Items from a dataset
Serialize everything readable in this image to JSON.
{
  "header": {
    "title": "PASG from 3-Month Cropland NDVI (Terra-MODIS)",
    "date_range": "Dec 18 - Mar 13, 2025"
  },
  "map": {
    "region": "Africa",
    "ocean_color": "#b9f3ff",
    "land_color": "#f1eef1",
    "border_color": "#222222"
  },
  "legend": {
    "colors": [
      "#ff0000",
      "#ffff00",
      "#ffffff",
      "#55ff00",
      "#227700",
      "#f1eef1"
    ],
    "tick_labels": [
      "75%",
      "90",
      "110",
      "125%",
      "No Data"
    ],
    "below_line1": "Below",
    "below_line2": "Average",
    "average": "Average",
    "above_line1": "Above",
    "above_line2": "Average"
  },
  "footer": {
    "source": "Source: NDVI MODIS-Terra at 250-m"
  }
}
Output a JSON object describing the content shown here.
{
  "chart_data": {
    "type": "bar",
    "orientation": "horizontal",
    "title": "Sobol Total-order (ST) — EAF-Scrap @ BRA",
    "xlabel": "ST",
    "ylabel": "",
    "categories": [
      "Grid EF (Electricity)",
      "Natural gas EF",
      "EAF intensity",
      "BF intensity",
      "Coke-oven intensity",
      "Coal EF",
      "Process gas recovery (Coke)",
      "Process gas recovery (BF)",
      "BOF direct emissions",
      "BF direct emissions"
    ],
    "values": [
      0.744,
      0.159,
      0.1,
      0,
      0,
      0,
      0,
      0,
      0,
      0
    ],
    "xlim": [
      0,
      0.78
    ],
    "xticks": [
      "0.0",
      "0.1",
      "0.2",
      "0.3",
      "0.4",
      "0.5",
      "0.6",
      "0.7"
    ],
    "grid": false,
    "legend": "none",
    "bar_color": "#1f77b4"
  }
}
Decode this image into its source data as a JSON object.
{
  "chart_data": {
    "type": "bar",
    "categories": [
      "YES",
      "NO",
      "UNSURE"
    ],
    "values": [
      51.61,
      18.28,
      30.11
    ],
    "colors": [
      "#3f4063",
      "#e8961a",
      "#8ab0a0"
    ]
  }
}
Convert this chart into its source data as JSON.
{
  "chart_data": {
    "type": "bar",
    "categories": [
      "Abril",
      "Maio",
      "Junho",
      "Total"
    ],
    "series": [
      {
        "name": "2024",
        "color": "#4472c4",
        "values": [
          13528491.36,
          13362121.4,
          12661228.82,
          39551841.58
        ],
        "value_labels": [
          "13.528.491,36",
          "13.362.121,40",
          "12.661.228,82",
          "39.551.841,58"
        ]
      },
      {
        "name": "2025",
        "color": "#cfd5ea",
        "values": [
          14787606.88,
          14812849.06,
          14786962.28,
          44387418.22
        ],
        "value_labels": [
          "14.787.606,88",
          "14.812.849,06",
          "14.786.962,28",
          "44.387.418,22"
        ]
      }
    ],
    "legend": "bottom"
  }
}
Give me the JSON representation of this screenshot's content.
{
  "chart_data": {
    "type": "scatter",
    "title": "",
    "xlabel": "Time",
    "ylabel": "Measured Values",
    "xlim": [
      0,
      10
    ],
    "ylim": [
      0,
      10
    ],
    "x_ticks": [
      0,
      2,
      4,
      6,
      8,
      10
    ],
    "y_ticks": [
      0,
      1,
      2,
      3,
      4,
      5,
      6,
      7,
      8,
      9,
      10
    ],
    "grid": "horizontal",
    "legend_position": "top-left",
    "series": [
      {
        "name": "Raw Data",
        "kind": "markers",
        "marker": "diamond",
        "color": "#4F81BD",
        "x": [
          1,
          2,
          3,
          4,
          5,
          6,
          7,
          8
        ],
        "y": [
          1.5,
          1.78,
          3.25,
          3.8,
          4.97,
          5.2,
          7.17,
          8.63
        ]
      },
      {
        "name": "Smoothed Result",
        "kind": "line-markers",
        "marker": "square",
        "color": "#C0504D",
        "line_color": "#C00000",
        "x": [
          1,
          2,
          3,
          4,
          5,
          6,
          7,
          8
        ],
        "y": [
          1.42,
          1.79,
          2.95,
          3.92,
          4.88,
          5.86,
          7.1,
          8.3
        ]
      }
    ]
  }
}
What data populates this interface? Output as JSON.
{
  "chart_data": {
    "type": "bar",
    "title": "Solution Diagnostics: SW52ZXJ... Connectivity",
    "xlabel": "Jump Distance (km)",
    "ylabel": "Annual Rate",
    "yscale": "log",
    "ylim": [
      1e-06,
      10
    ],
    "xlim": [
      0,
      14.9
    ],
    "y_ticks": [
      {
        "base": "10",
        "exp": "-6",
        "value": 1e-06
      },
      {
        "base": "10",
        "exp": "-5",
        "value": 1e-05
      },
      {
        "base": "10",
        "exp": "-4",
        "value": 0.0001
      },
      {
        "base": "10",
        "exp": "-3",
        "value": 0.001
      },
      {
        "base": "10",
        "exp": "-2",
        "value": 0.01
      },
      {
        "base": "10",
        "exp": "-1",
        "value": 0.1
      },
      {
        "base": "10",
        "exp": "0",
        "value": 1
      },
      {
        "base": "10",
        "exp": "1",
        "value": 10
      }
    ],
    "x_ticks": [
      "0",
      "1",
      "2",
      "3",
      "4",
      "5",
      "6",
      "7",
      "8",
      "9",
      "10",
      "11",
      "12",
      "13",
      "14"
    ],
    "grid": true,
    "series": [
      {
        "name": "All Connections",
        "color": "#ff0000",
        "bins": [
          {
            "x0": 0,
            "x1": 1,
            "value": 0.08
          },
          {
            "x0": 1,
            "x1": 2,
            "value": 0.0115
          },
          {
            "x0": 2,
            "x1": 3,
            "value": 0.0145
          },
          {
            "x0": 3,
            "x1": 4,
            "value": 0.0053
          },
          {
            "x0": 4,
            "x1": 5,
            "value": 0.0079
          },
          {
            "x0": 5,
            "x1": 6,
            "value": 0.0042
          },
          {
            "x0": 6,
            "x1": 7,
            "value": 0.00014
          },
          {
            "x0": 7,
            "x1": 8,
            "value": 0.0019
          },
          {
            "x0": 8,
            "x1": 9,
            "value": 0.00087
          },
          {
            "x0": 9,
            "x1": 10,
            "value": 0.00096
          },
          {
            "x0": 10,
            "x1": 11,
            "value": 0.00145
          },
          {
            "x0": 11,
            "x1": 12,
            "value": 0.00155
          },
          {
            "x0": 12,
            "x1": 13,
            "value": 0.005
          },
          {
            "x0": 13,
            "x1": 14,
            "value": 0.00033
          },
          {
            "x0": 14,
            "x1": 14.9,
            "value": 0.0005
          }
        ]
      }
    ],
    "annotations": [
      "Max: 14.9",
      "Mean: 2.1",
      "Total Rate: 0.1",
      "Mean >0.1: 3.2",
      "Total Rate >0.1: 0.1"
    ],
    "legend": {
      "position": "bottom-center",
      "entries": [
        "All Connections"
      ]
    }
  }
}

**REQUIREMENT**
Copy out all of the data exactly, leaving nothing out.

**SOLVED PROBLEM**
Serialize everything readable in this image to JSON.
{
  "header": {
    "title": "PASG from 3-Month Cropland NDVI (Terra-MODIS)",
    "date_range": "Dec 18 - Mar 13, 2025"
  },
  "map": {
    "region": "Africa",
    "ocean_color": "#b9f3ff",
    "land_color": "#f1eef1",
    "border_color": "#222222"
  },
  "legend": {
    "colors": [
      "#ff0000",
      "#ffff00",
      "#ffffff",
      "#55ff00",
      "#227700",
      "#f1eef1"
    ],
    "tick_labels": [
      "75%",
      "90",
      "110",
      "125%",
      "No Data"
    ],
    "below_line1": "Below",
    "below_line2": "Average",
    "average": "Average",
    "above_line1": "Above",
    "above_line2": "Average"
  },
  "footer": {
    "source": "Source: NDVI MODIS-Terra at 250-m"
  }
}
Output a JSON object describing the content shown here.
{
  "chart_data": {
    "type": "bar",
    "orientation": "horizontal",
    "title": "Sobol Total-order (ST) — EAF-Scrap @ BRA",
    "xlabel": "ST",
    "ylabel": "",
    "categories": [
      "Grid EF (Electricity)",
      "Natural gas EF",
      "EAF intensity",
      "BF intensity",
      "Coke-oven intensity",
      "Coal EF",
      "Process gas recovery (Coke)",
      "Process gas recovery (BF)",
      "BOF direct emissions",
      "BF direct emissions"
    ],
    "values": [
      0.744,
      0.159,
      0.1,
      0,
      0,
      0,
      0,
      0,
      0,
      0
    ],
    "xlim": [
      0,
      0.78
    ],
    "xticks": [
      "0.0",
      "0.1",
      "0.2",
      "0.3",
      "0.4",
      "0.5",
      "0.6",
      "0.7"
    ],
    "grid": false,
    "legend": "none",
    "bar_color": "#1f77b4"
  }
}
Decode this image into its source data as a JSON object.
{
  "chart_data": {
    "type": "bar",
    "categories": [
      "YES",
      "NO",
      "UNSURE"
    ],
    "values": [
      51.61,
      18.28,
      30.11
    ],
    "colors": [
      "#3f4063",
      "#e8961a",
      "#8ab0a0"
    ]
  }
}
Convert this chart into its source data as JSON.
{
  "chart_data": {
    "type": "bar",
    "categories": [
      "Abril",
      "Maio",
      "Junho",
      "Total"
    ],
    "series": [
      {
        "name": "2024",
        "color": "#4472c4",
        "values": [
          13528491.36,
          13362121.4,
          12661228.82,
          39551841.58
        ],
        "value_labels": [
          "13.528.491,36",
          "13.362.121,40",
          "12.661.228,82",
          "39.551.841,58"
        ]
      },
      {
        "name": "2025",
        "color": "#cfd5ea",
        "values": [
          14787606.88,
          14812849.06,
          14786962.28,
          44387418.22
        ],
        "value_labels": [
          "14.787.606,88",
          "14.812.849,06",
          "14.786.962,28",
          "44.387.418,22"
        ]
      }
    ],
    "legend": "bottom"
  }
}
Give me the JSON representation of this screenshot's content.
{
  "chart_data": {
    "type": "scatter",
    "title": "",
    "xlabel": "Time",
    "ylabel": "Measured Values",
    "xlim": [
      0,
      10
    ],
    "ylim": [
      0,
      10
    ],
    "x_ticks": [
      0,
      2,
      4,
      6,
      8,
      10
    ],
    "y_ticks": [
      0,
      1,
      2,
      3,
      4,
      5,
      6,
      7,
      8,
      9,
      10
    ],
    "grid": "horizontal",
    "legend_position": "top-left",
    "series": [
      {
        "name": "Raw Data",
        "kind": "markers",
        "marker": "diamond",
        "color": "#4F81BD",
        "x": [
          1,
          2,
          3,
          4,
          5,
          6,
          7,
          8
        ],
        "y": [
          1.5,
          1.78,
          3.25,
          3.8,
          4.97,
          5.2,
          7.17,
          8.63
        ]
      },
      {
        "name": "Smoothed Result",
        "kind": "line-markers",
        "marker": "square",
        "color": "#C0504D",
        "line_color": "#C00000",
        "x": [
          1,
          2,
          3,
          4,
          5,
          6,
          7,
          8
        ],
        "y": [
          1.42,
          1.79,
          2.95,
          3.92,
          4.88,
          5.86,
          7.1,
          8.3
        ]
      }
    ]
  }
}
What data populates this interface? Output as JSON.
{
  "chart_data": {
    "type": "bar",
    "title": "Solution Diagnostics: SW52ZXJ... Connectivity",
    "xlabel": "Jump Distance (km)",
    "ylabel": "Annual Rate",
    "yscale": "log",
    "ylim": [
      1e-06,
      10
    ],
    "xlim": [
      0,
      14.9
    ],
    "y_ticks": [
      {
        "base": "10",
        "exp": "-6",
        "value": 1e-06
      },
      {
        "base": "10",
        "exp": "-5",
        "value": 1e-05
      },
      {
        "base": "10",
        "exp": "-4",
        "value": 0.0001
      },
      {
        "base": "10",
        "exp": "-3",
        "value": 0.001
      },
      {
        "base": "10",
        "exp": "-2",
        "value": 0.01
      },
      {
        "base": "10",
        "exp": "-1",
        "value": 0.1
      },
      {
        "base": "10",
        "exp": "0",
        "value": 1
      },
      {
        "base": "10",
        "exp": "1",
        "value": 10
      }
    ],
    "x_ticks": [
      "0",
      "1",
      "2",
      "3",
      "4",
      "5",
      "6",
      "7",
      "8",
      "9",
      "10",
      "11",
      "12",
      "13",
      "14"
    ],
    "grid": true,
    "series": [
      {
        "name": "All Connections",
        "color": "#ff0000",
        "bins": [
          {
            "x0": 0,
            "x1": 1,
            "value": 0.08
          },
          {
            "x0": 1,
            "x1": 2,
            "value": 0.0115
          },
          {
            "x0": 2,
            "x1": 3,
            "value": 0.0145
          },
          {
            "x0": 3,
            "x1": 4,
            "value": 0.0053
          },
          {
            "x0": 4,
            "x1": 5,
            "value": 0.0079
          },
          {
            "x0": 5,
            "x1": 6,
            "value": 0.0042
          },
          {
            "x0": 6,
            "x1": 7,
            "value": 0.00014
          },
          {
            "x0": 7,
            "x1": 8,
            "value": 0.0019
          },
          {
            "x0": 8,
            "x1": 9,
            "value": 0.00087
          },
          {
            "x0": 9,
            "x1": 10,
            "value": 0.00096
          },
          {
            "x0": 10,
            "x1": 11,
            "value": 0.00145
          },
          {
            "x0": 11,
            "x1": 12,
            "value": 0.00155
          },
          {
            "x0": 12,
            "x1": 13,
            "value": 0.005
          },
          {
            "x0": 13,
            "x1": 14,
            "value": 0.00033
          },
          {
            "x0": 14,
            "x1": 14.9,
            "value": 0.0005
          }
        ]
      }
    ],
    "annotations": [
      "Max: 14.9",
      "Mean: 2.1",
      "Total Rate: 0.1",
      "Mean >0.1: 3.2",
      "Total Rate >0.1: 0.1"
    ],
    "legend": {
      "position": "bottom-center",
      "entries": [
        "All Connections"
      ]
    }
  }
}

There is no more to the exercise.